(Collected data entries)
## start

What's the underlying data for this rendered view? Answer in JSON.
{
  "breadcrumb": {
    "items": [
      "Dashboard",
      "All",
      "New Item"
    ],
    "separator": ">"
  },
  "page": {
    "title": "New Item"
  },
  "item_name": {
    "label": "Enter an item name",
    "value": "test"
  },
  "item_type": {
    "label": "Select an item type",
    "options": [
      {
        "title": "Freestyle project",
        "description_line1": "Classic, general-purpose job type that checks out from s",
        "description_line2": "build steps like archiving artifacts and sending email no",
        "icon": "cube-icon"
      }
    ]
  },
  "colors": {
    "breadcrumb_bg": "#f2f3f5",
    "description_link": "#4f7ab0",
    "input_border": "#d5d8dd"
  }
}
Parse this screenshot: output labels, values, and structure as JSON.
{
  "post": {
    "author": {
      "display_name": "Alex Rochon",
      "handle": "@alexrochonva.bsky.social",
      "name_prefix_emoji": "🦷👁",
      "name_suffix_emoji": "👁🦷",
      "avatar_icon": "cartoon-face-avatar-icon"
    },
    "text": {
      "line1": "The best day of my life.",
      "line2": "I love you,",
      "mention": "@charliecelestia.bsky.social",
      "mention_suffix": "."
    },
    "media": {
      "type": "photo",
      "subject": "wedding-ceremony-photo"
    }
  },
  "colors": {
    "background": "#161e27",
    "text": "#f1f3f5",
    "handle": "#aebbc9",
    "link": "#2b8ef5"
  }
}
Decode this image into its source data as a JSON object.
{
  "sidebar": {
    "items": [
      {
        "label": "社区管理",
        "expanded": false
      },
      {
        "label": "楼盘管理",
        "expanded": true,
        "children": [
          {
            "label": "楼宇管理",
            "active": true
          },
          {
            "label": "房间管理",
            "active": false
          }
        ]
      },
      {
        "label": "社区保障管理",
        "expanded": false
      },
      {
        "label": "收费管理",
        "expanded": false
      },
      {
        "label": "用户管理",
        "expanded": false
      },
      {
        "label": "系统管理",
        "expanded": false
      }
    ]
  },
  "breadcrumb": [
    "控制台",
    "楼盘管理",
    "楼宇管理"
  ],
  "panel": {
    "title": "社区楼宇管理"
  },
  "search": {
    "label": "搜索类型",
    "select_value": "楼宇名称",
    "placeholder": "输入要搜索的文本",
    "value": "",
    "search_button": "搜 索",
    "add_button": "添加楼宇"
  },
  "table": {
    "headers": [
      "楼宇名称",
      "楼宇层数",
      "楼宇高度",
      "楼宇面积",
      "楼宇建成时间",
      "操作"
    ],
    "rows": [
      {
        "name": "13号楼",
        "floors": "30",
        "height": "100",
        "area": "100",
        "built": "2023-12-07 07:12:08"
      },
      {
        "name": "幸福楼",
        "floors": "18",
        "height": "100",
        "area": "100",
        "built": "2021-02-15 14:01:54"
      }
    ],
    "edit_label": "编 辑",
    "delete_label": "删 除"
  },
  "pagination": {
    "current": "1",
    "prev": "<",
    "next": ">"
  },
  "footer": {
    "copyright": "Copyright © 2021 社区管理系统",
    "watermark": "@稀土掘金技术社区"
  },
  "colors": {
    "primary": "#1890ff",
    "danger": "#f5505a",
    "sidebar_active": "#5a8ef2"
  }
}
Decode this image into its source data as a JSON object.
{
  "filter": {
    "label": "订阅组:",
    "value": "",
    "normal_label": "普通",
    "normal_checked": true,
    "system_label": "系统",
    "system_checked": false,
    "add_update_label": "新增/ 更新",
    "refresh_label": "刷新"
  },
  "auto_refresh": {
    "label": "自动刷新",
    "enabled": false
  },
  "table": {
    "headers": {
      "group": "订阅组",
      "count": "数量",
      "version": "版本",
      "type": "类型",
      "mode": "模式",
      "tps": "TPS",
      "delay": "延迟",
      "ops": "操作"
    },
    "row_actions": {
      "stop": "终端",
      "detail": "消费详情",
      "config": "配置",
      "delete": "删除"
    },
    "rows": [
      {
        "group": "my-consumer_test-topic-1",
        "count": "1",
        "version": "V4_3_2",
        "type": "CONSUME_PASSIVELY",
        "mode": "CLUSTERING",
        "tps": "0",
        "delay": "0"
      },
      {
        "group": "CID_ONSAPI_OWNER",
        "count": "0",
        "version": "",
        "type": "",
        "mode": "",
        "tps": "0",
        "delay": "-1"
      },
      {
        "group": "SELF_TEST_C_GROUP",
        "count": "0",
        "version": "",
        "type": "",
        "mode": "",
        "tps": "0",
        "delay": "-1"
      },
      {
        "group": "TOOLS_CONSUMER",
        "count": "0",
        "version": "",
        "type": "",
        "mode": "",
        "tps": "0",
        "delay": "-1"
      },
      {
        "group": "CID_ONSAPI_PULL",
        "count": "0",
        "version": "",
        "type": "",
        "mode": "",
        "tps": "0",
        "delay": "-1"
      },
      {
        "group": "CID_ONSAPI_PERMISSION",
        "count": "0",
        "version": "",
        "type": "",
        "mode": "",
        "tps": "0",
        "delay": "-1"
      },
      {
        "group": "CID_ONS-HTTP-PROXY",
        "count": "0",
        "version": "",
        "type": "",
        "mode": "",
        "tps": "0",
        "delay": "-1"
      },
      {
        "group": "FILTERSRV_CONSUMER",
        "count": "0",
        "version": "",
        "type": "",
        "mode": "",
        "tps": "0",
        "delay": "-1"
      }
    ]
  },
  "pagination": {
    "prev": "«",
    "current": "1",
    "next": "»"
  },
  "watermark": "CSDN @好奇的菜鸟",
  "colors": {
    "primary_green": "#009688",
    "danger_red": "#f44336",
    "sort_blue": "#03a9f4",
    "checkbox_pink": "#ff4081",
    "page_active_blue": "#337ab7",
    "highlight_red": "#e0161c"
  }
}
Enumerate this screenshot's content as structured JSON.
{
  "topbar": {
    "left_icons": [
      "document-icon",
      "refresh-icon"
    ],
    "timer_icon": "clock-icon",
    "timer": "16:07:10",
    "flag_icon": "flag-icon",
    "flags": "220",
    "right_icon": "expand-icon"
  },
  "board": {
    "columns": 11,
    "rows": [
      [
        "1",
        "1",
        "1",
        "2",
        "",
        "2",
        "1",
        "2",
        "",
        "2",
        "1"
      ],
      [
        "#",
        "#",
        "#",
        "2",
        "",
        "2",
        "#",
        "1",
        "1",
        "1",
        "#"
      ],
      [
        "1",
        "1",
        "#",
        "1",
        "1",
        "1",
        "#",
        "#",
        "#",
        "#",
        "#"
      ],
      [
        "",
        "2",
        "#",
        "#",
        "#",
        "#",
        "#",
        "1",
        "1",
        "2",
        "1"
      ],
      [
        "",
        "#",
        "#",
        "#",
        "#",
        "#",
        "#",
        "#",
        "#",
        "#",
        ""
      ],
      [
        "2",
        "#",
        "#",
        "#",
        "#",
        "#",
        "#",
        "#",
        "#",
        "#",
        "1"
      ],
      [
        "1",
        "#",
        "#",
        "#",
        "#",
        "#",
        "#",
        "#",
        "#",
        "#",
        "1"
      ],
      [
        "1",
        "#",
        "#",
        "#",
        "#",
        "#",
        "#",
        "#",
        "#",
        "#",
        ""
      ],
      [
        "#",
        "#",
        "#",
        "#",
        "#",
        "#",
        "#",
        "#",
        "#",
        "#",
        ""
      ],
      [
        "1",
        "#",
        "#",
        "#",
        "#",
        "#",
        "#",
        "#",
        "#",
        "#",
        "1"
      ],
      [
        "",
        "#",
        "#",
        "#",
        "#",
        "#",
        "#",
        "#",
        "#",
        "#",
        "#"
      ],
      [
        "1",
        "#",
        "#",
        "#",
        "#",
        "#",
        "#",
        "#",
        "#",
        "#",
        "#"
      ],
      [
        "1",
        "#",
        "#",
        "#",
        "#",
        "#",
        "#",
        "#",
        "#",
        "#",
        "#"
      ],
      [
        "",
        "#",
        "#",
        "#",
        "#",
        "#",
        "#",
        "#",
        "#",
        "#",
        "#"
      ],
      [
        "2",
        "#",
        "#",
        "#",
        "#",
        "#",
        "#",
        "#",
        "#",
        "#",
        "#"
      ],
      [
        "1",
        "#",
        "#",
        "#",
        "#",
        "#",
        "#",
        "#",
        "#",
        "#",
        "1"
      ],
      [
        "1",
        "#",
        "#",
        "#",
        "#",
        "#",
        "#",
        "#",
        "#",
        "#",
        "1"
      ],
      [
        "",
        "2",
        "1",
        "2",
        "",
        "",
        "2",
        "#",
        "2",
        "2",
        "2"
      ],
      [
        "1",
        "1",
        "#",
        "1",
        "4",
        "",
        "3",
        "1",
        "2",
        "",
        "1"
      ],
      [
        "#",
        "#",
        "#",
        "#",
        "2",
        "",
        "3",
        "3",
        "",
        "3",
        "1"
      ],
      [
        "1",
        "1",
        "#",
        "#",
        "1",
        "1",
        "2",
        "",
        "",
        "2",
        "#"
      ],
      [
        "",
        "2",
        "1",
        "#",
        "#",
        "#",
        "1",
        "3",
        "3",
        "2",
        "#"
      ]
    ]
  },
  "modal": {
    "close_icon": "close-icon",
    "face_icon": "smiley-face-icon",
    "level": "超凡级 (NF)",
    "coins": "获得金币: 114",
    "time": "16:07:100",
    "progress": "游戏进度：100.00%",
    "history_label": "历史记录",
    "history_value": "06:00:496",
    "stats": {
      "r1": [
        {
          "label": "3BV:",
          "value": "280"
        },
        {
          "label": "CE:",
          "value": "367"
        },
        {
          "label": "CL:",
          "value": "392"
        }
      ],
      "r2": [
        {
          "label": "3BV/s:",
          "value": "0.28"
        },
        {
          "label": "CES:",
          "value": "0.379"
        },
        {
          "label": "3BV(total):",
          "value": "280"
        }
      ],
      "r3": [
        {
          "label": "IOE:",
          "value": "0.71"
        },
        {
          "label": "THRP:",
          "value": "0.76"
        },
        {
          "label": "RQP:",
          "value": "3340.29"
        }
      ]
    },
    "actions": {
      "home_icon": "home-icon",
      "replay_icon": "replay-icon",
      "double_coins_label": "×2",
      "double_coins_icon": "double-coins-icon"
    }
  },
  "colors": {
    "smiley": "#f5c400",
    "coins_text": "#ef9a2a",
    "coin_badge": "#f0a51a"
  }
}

## end

= Written request =
Note every line above where the string "photo" shows up, and copy those lines.

= Problem solution =
      "type": "photo",
      "subject": "wedding-ceremony-photo"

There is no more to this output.